Written exercise> The records are to be restated in their entirety, word for word.

Available records>

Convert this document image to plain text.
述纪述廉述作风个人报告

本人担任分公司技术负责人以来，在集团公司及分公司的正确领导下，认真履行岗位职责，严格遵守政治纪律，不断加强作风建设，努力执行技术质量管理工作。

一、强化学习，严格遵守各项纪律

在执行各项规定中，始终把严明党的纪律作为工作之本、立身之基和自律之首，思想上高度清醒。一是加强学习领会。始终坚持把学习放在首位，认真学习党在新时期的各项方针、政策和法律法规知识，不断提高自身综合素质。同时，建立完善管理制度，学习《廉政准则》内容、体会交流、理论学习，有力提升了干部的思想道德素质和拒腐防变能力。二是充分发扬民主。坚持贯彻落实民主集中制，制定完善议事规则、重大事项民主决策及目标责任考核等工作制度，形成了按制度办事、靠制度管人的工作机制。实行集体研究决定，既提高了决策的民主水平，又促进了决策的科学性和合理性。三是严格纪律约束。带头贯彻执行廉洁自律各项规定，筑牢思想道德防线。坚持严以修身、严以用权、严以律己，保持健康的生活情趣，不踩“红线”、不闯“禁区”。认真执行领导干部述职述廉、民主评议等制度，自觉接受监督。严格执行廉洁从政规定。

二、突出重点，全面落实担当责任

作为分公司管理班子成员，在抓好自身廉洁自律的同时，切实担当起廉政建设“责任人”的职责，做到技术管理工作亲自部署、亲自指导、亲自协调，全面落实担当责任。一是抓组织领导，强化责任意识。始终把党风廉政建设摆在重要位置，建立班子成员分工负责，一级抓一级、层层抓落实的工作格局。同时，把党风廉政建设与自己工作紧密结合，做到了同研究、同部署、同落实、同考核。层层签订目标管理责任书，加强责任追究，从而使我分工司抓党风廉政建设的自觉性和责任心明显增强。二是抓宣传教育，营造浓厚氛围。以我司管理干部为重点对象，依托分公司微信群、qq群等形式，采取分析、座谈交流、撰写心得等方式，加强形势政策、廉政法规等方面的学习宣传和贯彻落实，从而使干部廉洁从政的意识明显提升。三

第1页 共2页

Written solution>
Convert this document image to plain text.
述纪述廉述作风个人报告

本人担任分公司技术负责人以来，在集团公司及分公司的正确领导下，认真履行岗位职责，严格遵守政治纪律，不断加强作风建设，努力执行技术质量管理工作。

一、强化学习，严格遵守各项纪律

在执行各项规定中，始终把严明党的纪律作为工作之本、立身之基和自律之首，思想上高度清醒。一是加强学习领会。始终坚持把学习放在首位，认真学习党在新时期的各项方针、政策和法律法规知识，不断提高自身综合素质。同时，建立完善管理制度，学习《廉政准则》内容、体会交流、理论学习，有力提升了干部的思想道德素质和拒腐防变能力。二是充分发扬民主。坚持贯彻落实民主集中制，制定完善议事规则、重大事项民主决策及目标责任考核等工作制度，形成了按制度办事、靠制度管人的工作机制。实行集体研究决定，既提高了决策的民主水平，又促进了决策的科学性和合理性。三是严格纪律约束。带头贯彻执行廉洁自律各项规定，筑牢思想道德防线。坚持严以修身、严以用权、严以律己，保持健康的生活情趣，不踩“红线”、不闯“禁区”。认真执行领导干部述职述廉、民主评议等制度，自觉接受监督。严格执行廉洁从政规定。

二、突出重点，全面落实担当责任

作为分公司管理班子成员，在抓好自身廉洁自律的同时，切实担当起廉政建设“责任人”的职责，做到技术管理工作亲自部署、亲自指导、亲自协调，全面落实担当责任。一是抓组织领导，强化责任意识。始终把党风廉政建设摆在重要位置，建立班子成员分工负责，一级抓一级、层层抓落实的工作格局。同时，把党风廉政建设与自己工作紧密结合，做到了同研究、同部署、同落实、同考核。层层签订目标管理责任书，加强责任追究，从而使我分工司抓党风廉政建设的自觉性和责任心明显增强。二是抓宣传教育，营造浓厚氛围。以我司管理干部为重点对象，依托分公司微信群、qq群等形式，采取分析、座谈交流、撰写心得等方式，加强形势政策、廉政法规等方面的学习宣传和贯彻落实，从而使干部廉洁从政的意识明显提升。三

第1页 共2页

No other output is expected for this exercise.